> **REQUIREMENT**
Omit any picture, and return the remaining data exactly as written.

* * * *

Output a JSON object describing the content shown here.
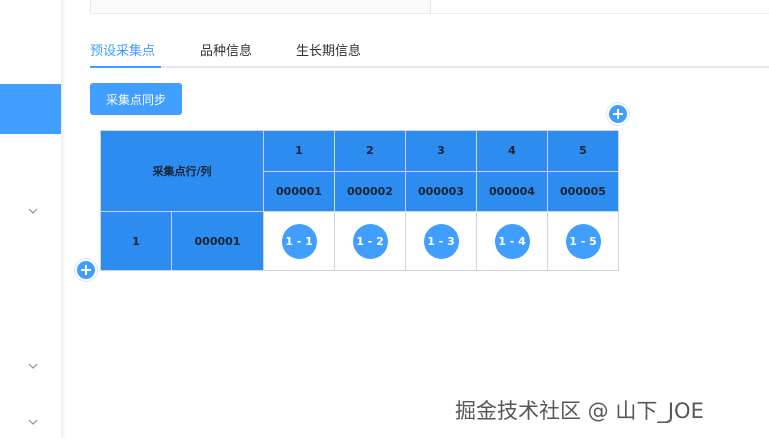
{
  "tabs": [
    {
      "label": "预设采集点",
      "active": true
    },
    {
      "label": "品种信息",
      "active": false
    },
    {
      "label": "生长期信息",
      "active": false
    }
  ],
  "sync_button": {
    "label": "采集点同步"
  },
  "grid": {
    "corner_label": "采集点行/列",
    "columns": [
      {
        "index": "1",
        "code": "000001"
      },
      {
        "index": "2",
        "code": "000002"
      },
      {
        "index": "3",
        "code": "000003"
      },
      {
        "index": "4",
        "code": "000004"
      },
      {
        "index": "5",
        "code": "000005"
      }
    ],
    "rows": [
      {
        "index": "1",
        "code": "000001",
        "points": [
          "1 - 1",
          "1 - 2",
          "1 - 3",
          "1 - 4",
          "1 - 5"
        ]
      }
    ]
  },
  "icons": {
    "add_column": "plus-icon",
    "add_row": "plus-icon",
    "sidebar_expand": "chevron-down-icon"
  },
  "colors": {
    "accent": "#409eff",
    "header_fill": "#2d8cf0",
    "border": "#cfd6df"
  },
  "watermark": "掘金技术社区 @ 山下_JOE"
}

* * * *

> **TASK RESULT**
Output a JSON object describing the content shown here.
{
  "tabs": [
    {
      "label": "预设采集点",
      "active": true
    },
    {
      "label": "品种信息",
      "active": false
    },
    {
      "label": "生长期信息",
      "active": false
    }
  ],
  "sync_button": {
    "label": "采集点同步"
  },
  "grid": {
    "corner_label": "采集点行/列",
    "columns": [
      {
        "index": "1",
        "code": "000001"
      },
      {
        "index": "2",
        "code": "000002"
      },
      {
        "index": "3",
        "code": "000003"
      },
      {
        "index": "4",
        "code": "000004"
      },
      {
        "index": "5",
        "code": "000005"
      }
    ],
    "rows": [
      {
        "index": "1",
        "code": "000001",
        "points": [
          "1 - 1",
          "1 - 2",
          "1 - 3",
          "1 - 4",
          "1 - 5"
        ]
      }
    ]
  },
  "icons": {
    "add_column": "plus-icon",
    "add_row": "plus-icon",
    "sidebar_expand": "chevron-down-icon"
  },
  "colors": {
    "accent": "#409eff",
    "header_fill": "#2d8cf0",
    "border": "#cfd6df"
  },
  "watermark": "掘金技术社区 @ 山下_JOE"
}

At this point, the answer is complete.